Repeat each entry in full, exactly.

→ Data
• • • • •
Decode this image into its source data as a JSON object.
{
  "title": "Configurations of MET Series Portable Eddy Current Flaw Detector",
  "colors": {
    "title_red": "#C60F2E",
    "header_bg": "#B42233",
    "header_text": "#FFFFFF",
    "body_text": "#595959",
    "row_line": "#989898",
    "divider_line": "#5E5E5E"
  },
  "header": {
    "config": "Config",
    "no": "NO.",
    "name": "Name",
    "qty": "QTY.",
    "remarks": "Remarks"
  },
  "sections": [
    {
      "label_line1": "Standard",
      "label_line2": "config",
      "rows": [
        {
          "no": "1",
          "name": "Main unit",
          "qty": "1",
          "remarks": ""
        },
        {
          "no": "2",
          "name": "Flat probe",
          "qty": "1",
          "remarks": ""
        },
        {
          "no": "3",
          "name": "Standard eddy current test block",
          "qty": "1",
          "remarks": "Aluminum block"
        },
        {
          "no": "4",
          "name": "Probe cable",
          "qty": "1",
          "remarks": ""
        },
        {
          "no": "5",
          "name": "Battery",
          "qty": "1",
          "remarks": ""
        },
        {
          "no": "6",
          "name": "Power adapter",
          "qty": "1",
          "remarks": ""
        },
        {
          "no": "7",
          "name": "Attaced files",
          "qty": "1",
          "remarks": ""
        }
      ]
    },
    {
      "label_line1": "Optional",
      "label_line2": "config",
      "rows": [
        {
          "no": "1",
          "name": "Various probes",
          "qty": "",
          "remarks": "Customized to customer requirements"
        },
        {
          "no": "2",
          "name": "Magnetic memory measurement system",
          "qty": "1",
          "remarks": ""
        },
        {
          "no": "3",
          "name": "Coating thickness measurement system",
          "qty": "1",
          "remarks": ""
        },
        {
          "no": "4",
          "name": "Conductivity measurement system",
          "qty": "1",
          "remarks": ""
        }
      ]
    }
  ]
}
• • • • •
→ Task solution
Decode this image into its source data as a JSON object.
{
  "title": "Configurations of MET Series Portable Eddy Current Flaw Detector",
  "colors": {
    "title_red": "#C60F2E",
    "header_bg": "#B42233",
    "header_text": "#FFFFFF",
    "body_text": "#595959",
    "row_line": "#989898",
    "divider_line": "#5E5E5E"
  },
  "header": {
    "config": "Config",
    "no": "NO.",
    "name": "Name",
    "qty": "QTY.",
    "remarks": "Remarks"
  },
  "sections": [
    {
      "label_line1": "Standard",
      "label_line2": "config",
      "rows": [
        {
          "no": "1",
          "name": "Main unit",
          "qty": "1",
          "remarks": ""
        },
        {
          "no": "2",
          "name": "Flat probe",
          "qty": "1",
          "remarks": ""
        },
        {
          "no": "3",
          "name": "Standard eddy current test block",
          "qty": "1",
          "remarks": "Aluminum block"
        },
        {
          "no": "4",
          "name": "Probe cable",
          "qty": "1",
          "remarks": ""
        },
        {
          "no": "5",
          "name": "Battery",
          "qty": "1",
          "remarks": ""
        },
        {
          "no": "6",
          "name": "Power adapter",
          "qty": "1",
          "remarks": ""
        },
        {
          "no": "7",
          "name": "Attaced files",
          "qty": "1",
          "remarks": ""
        }
      ]
    },
    {
      "label_line1": "Optional",
      "label_line2": "config",
      "rows": [
        {
          "no": "1",
          "name": "Various probes",
          "qty": "",
          "remarks": "Customized to customer requirements"
        },
        {
          "no": "2",
          "name": "Magnetic memory measurement system",
          "qty": "1",
          "remarks": ""
        },
        {
          "no": "3",
          "name": "Coating thickness measurement system",
          "qty": "1",
          "remarks": ""
        },
        {
          "no": "4",
          "name": "Conductivity measurement system",
          "qty": "1",
          "remarks": ""
        }
      ]
    }
  ]
}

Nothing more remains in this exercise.